_PROBLEM REQUIREMENTS:_ Arrange every line of the data below as one string in a JSON list, skipping blank lines. Leave the pictures out of the answer.

_RECORDS TO PROCESS:_
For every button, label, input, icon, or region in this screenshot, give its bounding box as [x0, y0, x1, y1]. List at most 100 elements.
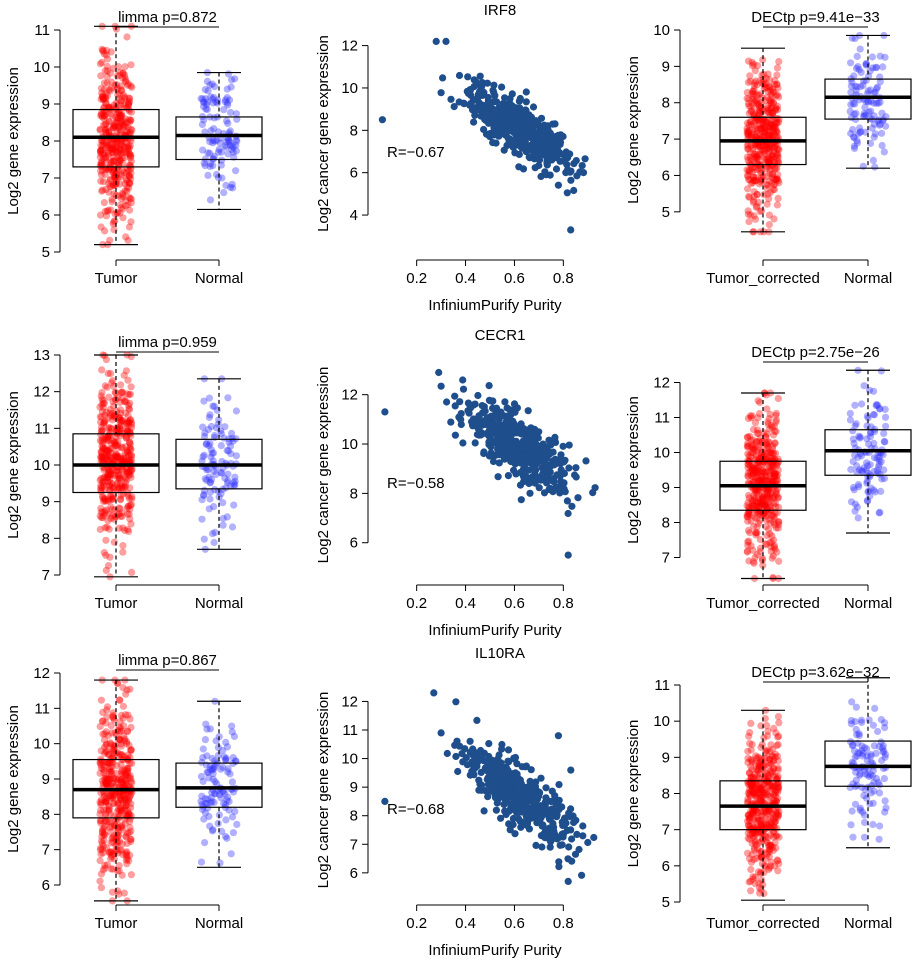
data-point	[770, 536, 778, 544]
data-point	[856, 433, 864, 441]
data-point	[755, 165, 763, 173]
data-point	[437, 382, 445, 390]
data-point	[107, 411, 115, 420]
data-point	[213, 406, 221, 414]
data-point	[863, 422, 871, 430]
x-tick-label: 0.4	[455, 915, 476, 932]
data-point	[513, 404, 522, 412]
data-point	[752, 77, 760, 85]
data-point	[772, 503, 780, 511]
data-point	[756, 476, 765, 484]
data-point	[747, 517, 755, 525]
data-point	[116, 156, 124, 164]
data-point	[868, 124, 876, 132]
data-point	[102, 408, 110, 416]
data-point	[106, 162, 114, 170]
data-point	[121, 806, 129, 815]
data-point	[773, 741, 781, 750]
data-point	[522, 106, 530, 114]
data-point	[749, 197, 758, 205]
data-point	[109, 181, 118, 189]
data-point	[755, 102, 763, 110]
data-point	[750, 501, 758, 509]
data-point	[767, 120, 775, 128]
y-tick-label: 11	[34, 420, 50, 437]
data-point	[758, 142, 766, 150]
data-point	[882, 804, 890, 812]
data-point	[516, 817, 525, 826]
data-point	[763, 532, 771, 540]
data-point	[756, 161, 764, 169]
data-point	[125, 829, 133, 837]
data-point	[758, 556, 766, 564]
data-point	[511, 830, 519, 838]
data-point	[101, 444, 109, 452]
data-point	[581, 155, 589, 163]
data-point	[563, 497, 572, 505]
data-point	[847, 465, 855, 474]
data-point	[749, 466, 757, 474]
data-point	[744, 127, 753, 135]
data-point	[98, 187, 106, 195]
data-point	[757, 124, 765, 133]
data-point	[206, 81, 214, 89]
data-point	[125, 510, 133, 518]
data-point	[864, 414, 872, 422]
data-point	[563, 160, 571, 169]
data-point	[754, 499, 762, 507]
data-point	[567, 766, 575, 774]
data-point	[751, 125, 759, 133]
data-point	[103, 713, 111, 721]
data-point	[99, 154, 107, 163]
data-point	[771, 521, 779, 529]
data-point	[116, 846, 124, 855]
data-point	[880, 437, 888, 446]
data-point	[764, 149, 773, 157]
data-point	[751, 469, 760, 477]
data-point	[749, 90, 758, 98]
data-point	[750, 522, 758, 531]
data-point	[227, 482, 235, 490]
data-point	[858, 467, 866, 475]
data-point	[221, 790, 229, 798]
data-point	[97, 392, 105, 400]
data-point	[747, 103, 755, 111]
data-point	[767, 449, 775, 457]
data-point	[531, 460, 539, 468]
data-point	[868, 53, 877, 61]
data-point	[123, 118, 131, 127]
data-point	[765, 159, 774, 167]
data-point	[121, 776, 129, 784]
data-point	[115, 413, 123, 422]
data-point	[499, 112, 507, 120]
data-point	[127, 151, 135, 159]
data-point	[862, 111, 870, 119]
data-point	[762, 117, 771, 125]
data-point	[126, 150, 134, 158]
data-point	[767, 188, 775, 196]
data-point	[774, 157, 783, 166]
data-point	[766, 539, 774, 547]
y-tick-label: 6	[662, 858, 670, 875]
data-point	[435, 368, 443, 377]
data-point	[113, 441, 121, 449]
data-point	[764, 491, 772, 499]
data-point	[98, 388, 106, 397]
data-point	[97, 223, 105, 231]
data-point	[771, 121, 779, 129]
data-point	[119, 205, 127, 213]
data-point	[870, 89, 878, 97]
data-point	[100, 474, 108, 482]
data-point	[753, 153, 761, 161]
data-point	[849, 457, 857, 466]
data-point	[439, 74, 447, 82]
x-tick-label: Normal	[195, 270, 243, 287]
data-point	[866, 139, 875, 147]
data-point	[855, 66, 863, 74]
data-point	[101, 154, 109, 162]
data-point	[104, 150, 112, 158]
data-point	[557, 486, 565, 494]
data-point	[755, 510, 763, 518]
data-point	[757, 495, 765, 503]
data-point	[866, 86, 875, 94]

_FULL RESPONSE:_
[
  "For every button, label, input, icon, or region in this screenshot, give its bounding box as [x0, y0, x1, y1]. List at most 100 elements.",
  "data-point\t[770, 536, 778, 544]",
  "data-point\t[856, 433, 864, 441]",
  "data-point\t[755, 165, 763, 173]",
  "data-point\t[437, 382, 445, 390]",
  "data-point\t[107, 411, 115, 420]",
  "data-point\t[213, 406, 221, 414]",
  "data-point\t[863, 422, 871, 430]",
  "x-tick-label: 0.4\t[455, 915, 476, 932]",
  "data-point\t[513, 404, 522, 412]",
  "data-point\t[752, 77, 760, 85]",
  "data-point\t[772, 503, 780, 511]",
  "data-point\t[756, 476, 765, 484]",
  "data-point\t[747, 517, 755, 525]",
  "data-point\t[116, 156, 124, 164]",
  "data-point\t[868, 124, 876, 132]",
  "data-point\t[102, 408, 110, 416]",
  "data-point\t[106, 162, 114, 170]",
  "data-point\t[121, 806, 129, 815]",
  "data-point\t[773, 741, 781, 750]",
  "data-point\t[522, 106, 530, 114]",
  "data-point\t[749, 197, 758, 205]",
  "data-point\t[109, 181, 118, 189]",
  "data-point\t[755, 102, 763, 110]",
  "data-point\t[750, 501, 758, 509]",
  "data-point\t[767, 120, 775, 128]",
  "y-tick-label: 11\t[34, 420, 50, 437]",
  "data-point\t[758, 142, 766, 150]",
  "data-point\t[882, 804, 890, 812]",
  "data-point\t[516, 817, 525, 826]",
  "data-point\t[763, 532, 771, 540]",
  "data-point\t[756, 161, 764, 169]",
  "data-point\t[125, 829, 133, 837]",
  "data-point\t[758, 556, 766, 564]",
  "data-point\t[511, 830, 519, 838]",
  "data-point\t[101, 444, 109, 452]",
  "data-point\t[581, 155, 589, 163]",
  "data-point\t[563, 497, 572, 505]",
  "data-point\t[847, 465, 855, 474]",
  "data-point\t[749, 466, 757, 474]",
  "data-point\t[744, 127, 753, 135]",
  "data-point\t[98, 187, 106, 195]",
  "data-point\t[757, 124, 765, 133]",
  "data-point\t[206, 81, 214, 89]",
  "data-point\t[125, 510, 133, 518]",
  "data-point\t[864, 414, 872, 422]",
  "data-point\t[563, 160, 571, 169]",
  "data-point\t[754, 499, 762, 507]",
  "data-point\t[567, 766, 575, 774]",
  "data-point\t[751, 125, 759, 133]",
  "data-point\t[103, 713, 111, 721]",
  "data-point\t[99, 154, 107, 163]",
  "data-point\t[771, 521, 779, 529]",
  "data-point\t[116, 846, 124, 855]",
  "data-point\t[880, 437, 888, 446]",
  "data-point\t[764, 149, 773, 157]",
  "data-point\t[751, 469, 760, 477]",
  "data-point\t[749, 90, 758, 98]",
  "data-point\t[750, 522, 758, 531]",
  "data-point\t[227, 482, 235, 490]",
  "data-point\t[858, 467, 866, 475]",
  "data-point\t[221, 790, 229, 798]",
  "data-point\t[97, 392, 105, 400]",
  "data-point\t[747, 103, 755, 111]",
  "data-point\t[767, 449, 775, 457]",
  "data-point\t[531, 460, 539, 468]",
  "data-point\t[868, 53, 877, 61]",
  "data-point\t[123, 118, 131, 127]",
  "data-point\t[765, 159, 774, 167]",
  "data-point\t[121, 776, 129, 784]",
  "data-point\t[115, 413, 123, 422]",
  "data-point\t[499, 112, 507, 120]",
  "data-point\t[127, 151, 135, 159]",
  "data-point\t[862, 111, 870, 119]",
  "data-point\t[762, 117, 771, 125]",
  "data-point\t[126, 150, 134, 158]",
  "data-point\t[767, 188, 775, 196]",
  "data-point\t[774, 157, 783, 166]",
  "data-point\t[766, 539, 774, 547]",
  "y-tick-label: 6\t[662, 858, 670, 875]",
  "data-point\t[435, 368, 443, 377]",
  "data-point\t[113, 441, 121, 449]",
  "data-point\t[764, 491, 772, 499]",
  "data-point\t[98, 388, 106, 397]",
  "data-point\t[97, 223, 105, 231]",
  "data-point\t[771, 121, 779, 129]",
  "data-point\t[119, 205, 127, 213]",
  "data-point\t[870, 89, 878, 97]",
  "data-point\t[100, 474, 108, 482]",
  "data-point\t[753, 153, 761, 161]",
  "data-point\t[849, 457, 857, 466]",
  "data-point\t[439, 74, 447, 82]",
  "x-tick-label: Normal\t[195, 270, 243, 287]",
  "data-point\t[866, 139, 875, 147]",
  "data-point\t[855, 66, 863, 74]",
  "data-point\t[101, 154, 109, 162]",
  "data-point\t[104, 150, 112, 158]",
  "data-point\t[557, 486, 565, 494]",
  "data-point\t[755, 510, 763, 518]",
  "data-point\t[757, 495, 765, 503]",
  "data-point\t[866, 86, 875, 94]"
]